- INPUT DATA -
==============================
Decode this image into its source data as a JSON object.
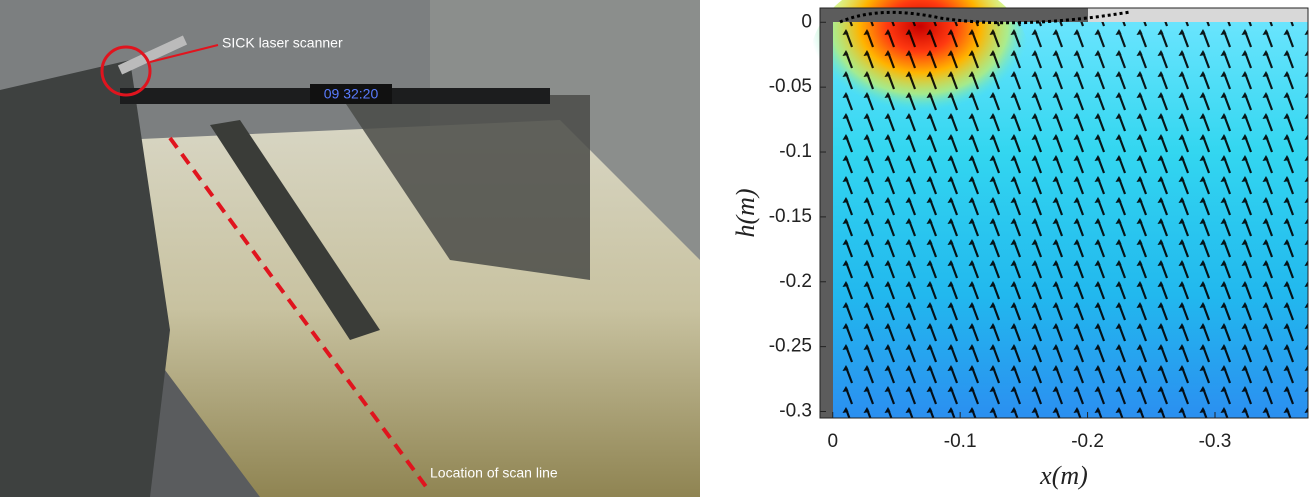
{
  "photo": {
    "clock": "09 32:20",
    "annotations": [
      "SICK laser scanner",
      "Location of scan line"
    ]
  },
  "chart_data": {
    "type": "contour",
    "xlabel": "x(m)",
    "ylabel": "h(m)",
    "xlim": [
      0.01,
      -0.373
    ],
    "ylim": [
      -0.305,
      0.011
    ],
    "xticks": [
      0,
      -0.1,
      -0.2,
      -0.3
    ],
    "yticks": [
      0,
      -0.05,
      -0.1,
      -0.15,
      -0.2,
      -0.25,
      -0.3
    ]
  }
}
==============================
- WHAT THE TASK ASKS -
Without the pictures, write out every entry precisely as it appears.

- THE RESULT -
Decode this image into its source data as a JSON object.
{
  "photo": {
    "clock": "09 32:20",
    "annotations": [
      "SICK laser scanner",
      "Location of scan line"
    ]
  },
  "chart_data": {
    "type": "contour",
    "xlabel": "x(m)",
    "ylabel": "h(m)",
    "xlim": [
      0.01,
      -0.373
    ],
    "ylim": [
      -0.305,
      0.011
    ],
    "xticks": [
      0,
      -0.1,
      -0.2,
      -0.3
    ],
    "yticks": [
      0,
      -0.05,
      -0.1,
      -0.15,
      -0.2,
      -0.25,
      -0.3
    ]
  }
}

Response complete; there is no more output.